**Task brief:** Provide the number of lines containing the word "Krystyna", and nothing else.

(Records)

<<<<

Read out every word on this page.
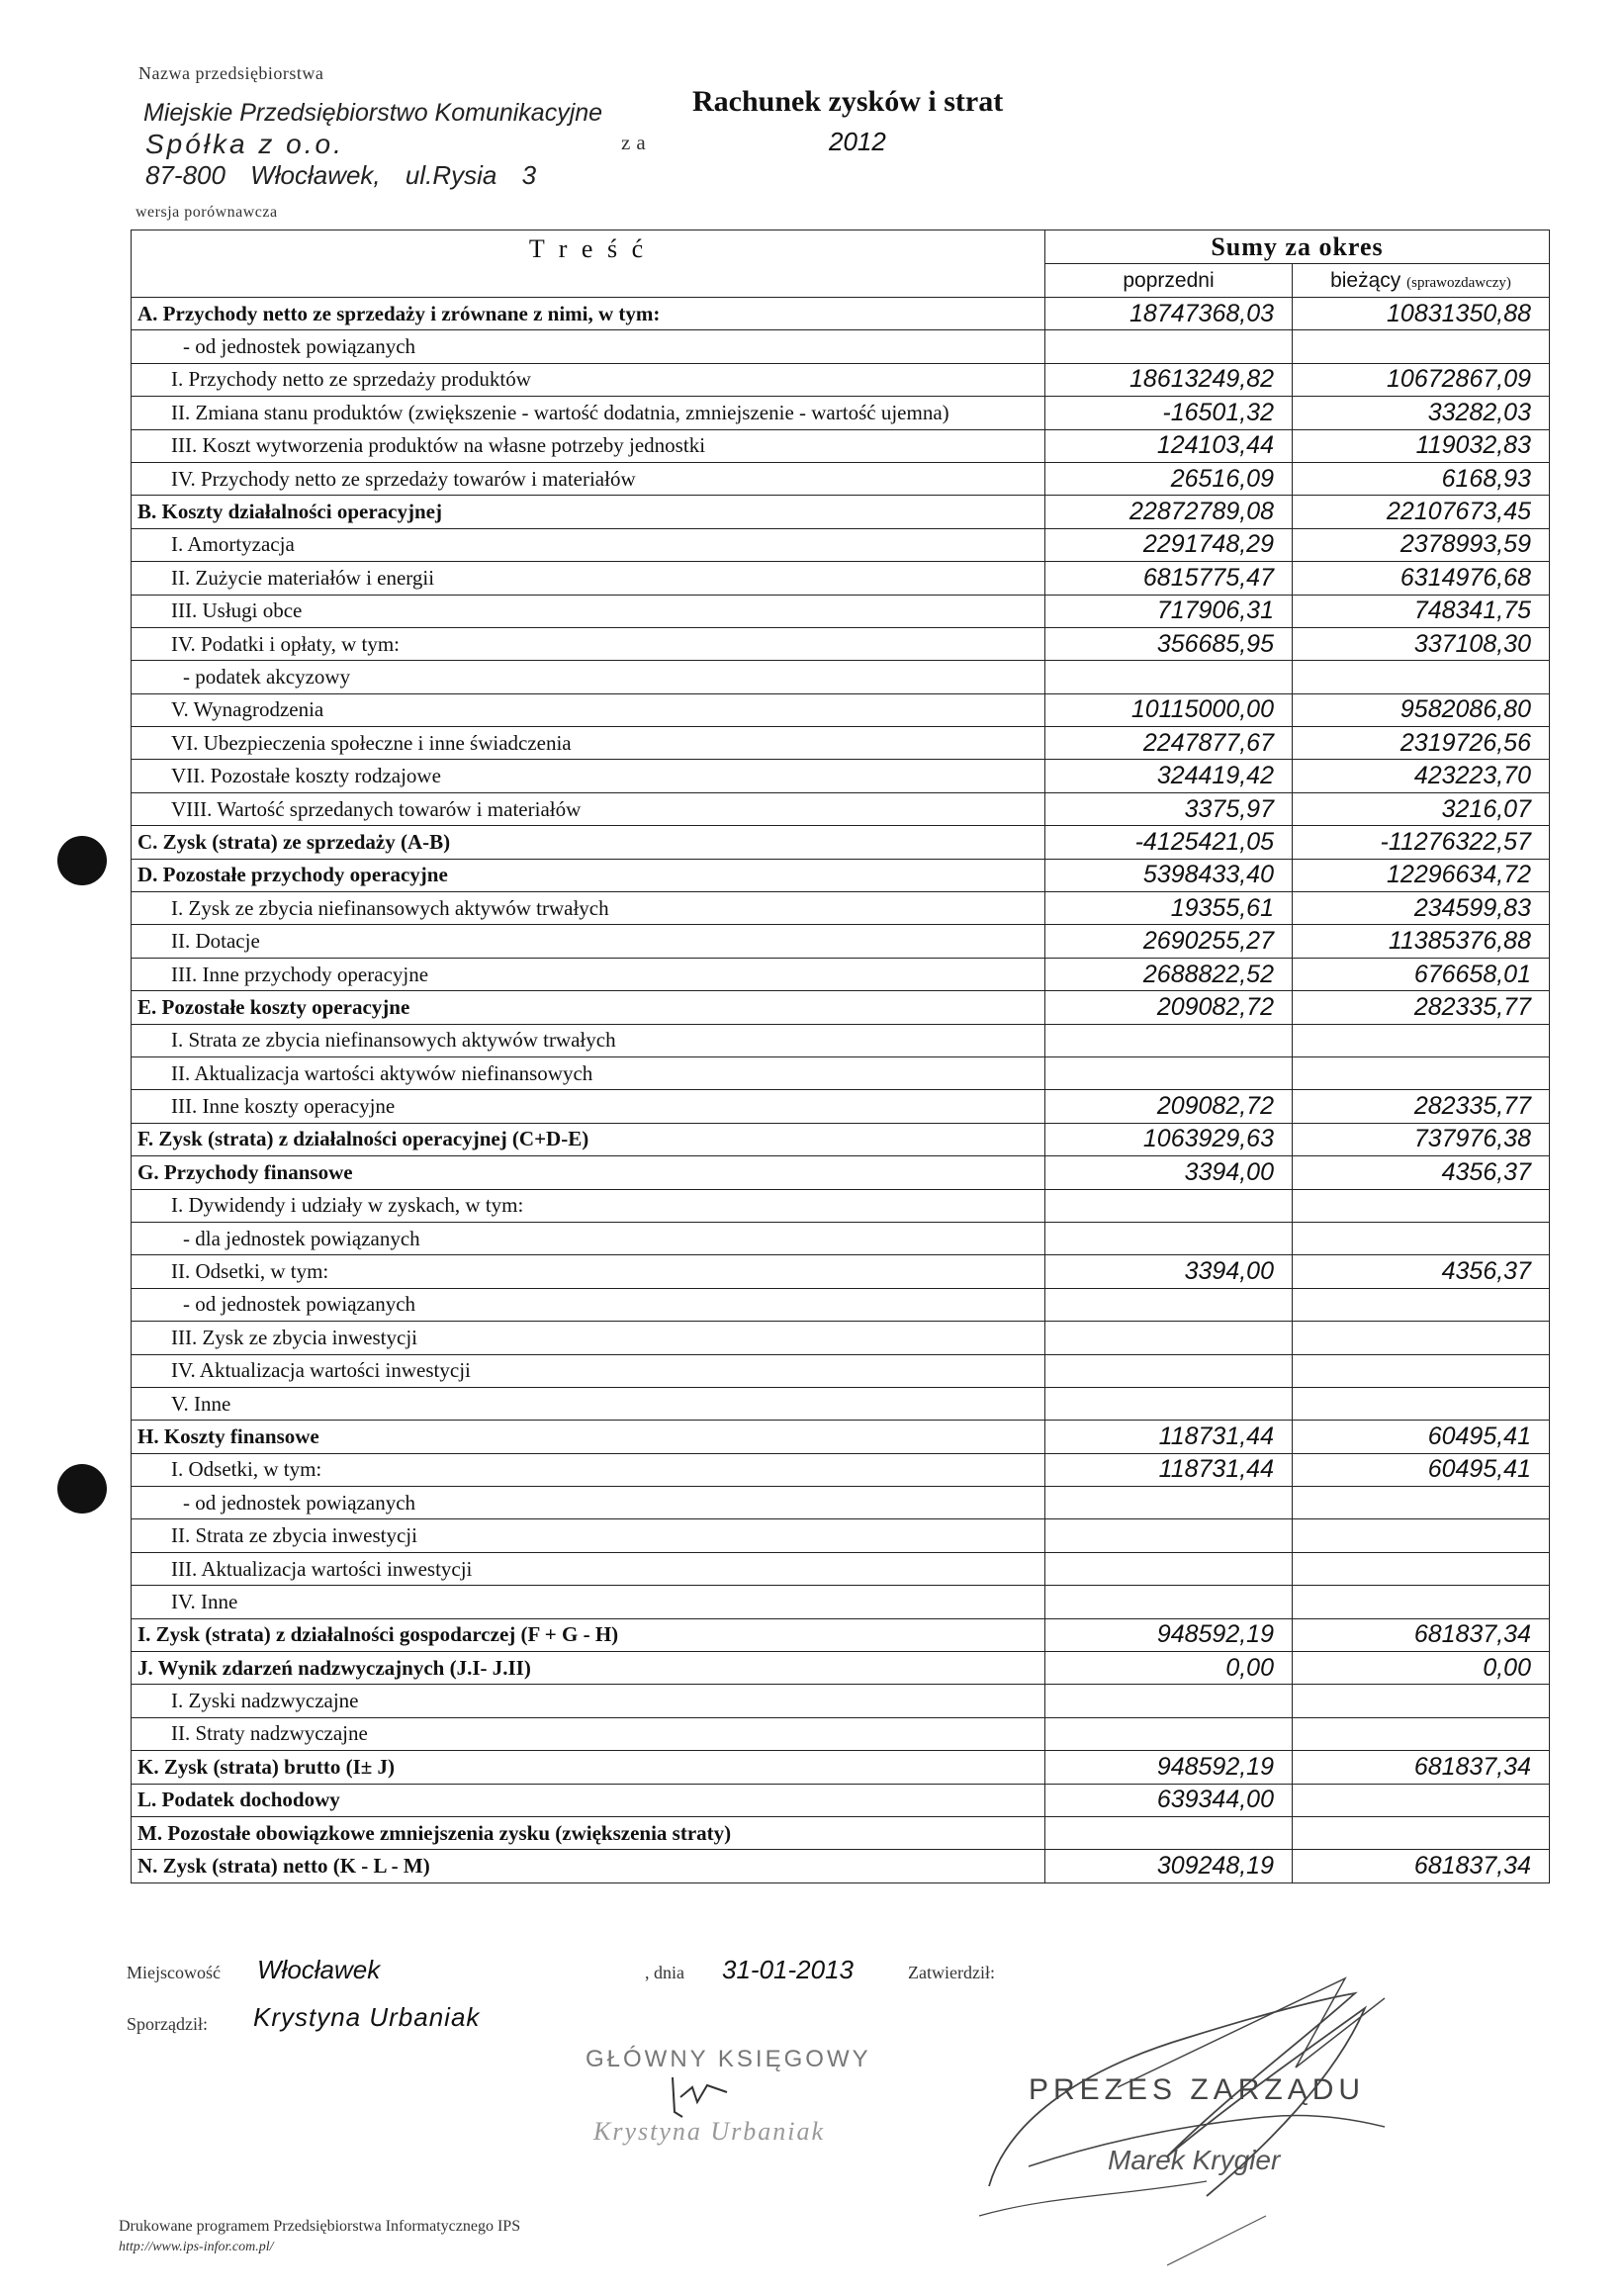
Nazwa przedsiębiorstwa
Miejskie Przedsiębiorstwo Komunikacyjne
Spółka z o.o.
87-800 Włocławek, ul.Rysia 3
za
Rachunek zysków i strat
2012
wersja porównawcza
T r e ś ć	Sumy za okres	
	poprzedni	bieżący (sprawozdawczy)
A. Przychody netto ze sprzedaży i zrównane z nimi, w tym:	18747368,03	10831350,88
- od jednostek powiązanych		
I. Przychody netto ze sprzedaży produktów	18613249,82	10672867,09
II. Zmiana stanu produktów (zwiększenie - wartość dodatnia, zmniejszenie - wartość ujemna)	-16501,32	33282,03
III. Koszt wytworzenia produktów na własne potrzeby jednostki	124103,44	119032,83
IV. Przychody netto ze sprzedaży towarów i materiałów	26516,09	6168,93
B. Koszty działalności operacyjnej	22872789,08	22107673,45
I. Amortyzacja	2291748,29	2378993,59
II. Zużycie materiałów i energii	6815775,47	6314976,68
III. Usługi obce	717906,31	748341,75
IV. Podatki i opłaty, w tym:	356685,95	337108,30
- podatek akcyzowy		
V. Wynagrodzenia	10115000,00	9582086,80
VI. Ubezpieczenia społeczne i inne świadczenia	2247877,67	2319726,56
VII. Pozostałe koszty rodzajowe	324419,42	423223,70
VIII. Wartość sprzedanych towarów i materiałów	3375,97	3216,07
C. Zysk (strata) ze sprzedaży (A-B)	-4125421,05	-11276322,57
D. Pozostałe przychody operacyjne	5398433,40	12296634,72
I. Zysk ze zbycia niefinansowych aktywów trwałych	19355,61	234599,83
II. Dotacje	2690255,27	11385376,88
III. Inne przychody operacyjne	2688822,52	676658,01
E. Pozostałe koszty operacyjne	209082,72	282335,77
I. Strata ze zbycia niefinansowych aktywów trwałych		
II. Aktualizacja wartości aktywów niefinansowych		
III. Inne koszty operacyjne	209082,72	282335,77
F. Zysk (strata) z działalności operacyjnej (C+D-E)	1063929,63	737976,38
G. Przychody finansowe	3394,00	4356,37
I. Dywidendy i udziały w zyskach, w tym:		
- dla jednostek powiązanych		
II. Odsetki, w tym:	3394,00	4356,37
- od jednostek powiązanych		
III. Zysk ze zbycia inwestycji		
IV. Aktualizacja wartości inwestycji		
V. Inne		
H. Koszty finansowe	118731,44	60495,41
I. Odsetki, w tym:	118731,44	60495,41
- od jednostek powiązanych		
II. Strata ze zbycia inwestycji		
III. Aktualizacja wartości inwestycji		
IV. Inne		
I. Zysk (strata) z działalności gospodarczej (F + G - H)	948592,19	681837,34
J. Wynik zdarzeń nadzwyczajnych (J.I- J.II)	0,00	0,00
I. Zyski nadzwyczajne		
II. Straty nadzwyczajne		
K. Zysk (strata) brutto (I± J)	948592,19	681837,34
L. Podatek dochodowy	639344,00	
M. Pozostałe obowiązkowe zmniejszenia zysku (zwiększenia straty)		
N. Zysk (strata) netto (K - L - M)	309248,19	681837,34
Miejscowość Włocławek	, dnia 31-01-2013	Zatwierdził:
Sporządził: Krystyna Urbaniak
GŁÓWNY KSIĘGOWY
Krystyna Urbaniak
PREZES ZARZĄDU
Marek Krygier
Drukowane programem Przedsiębiorstwa Informatycznego IPS
http://www.ips-infor.com.pl/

>>>>

**Solution for this task:** 2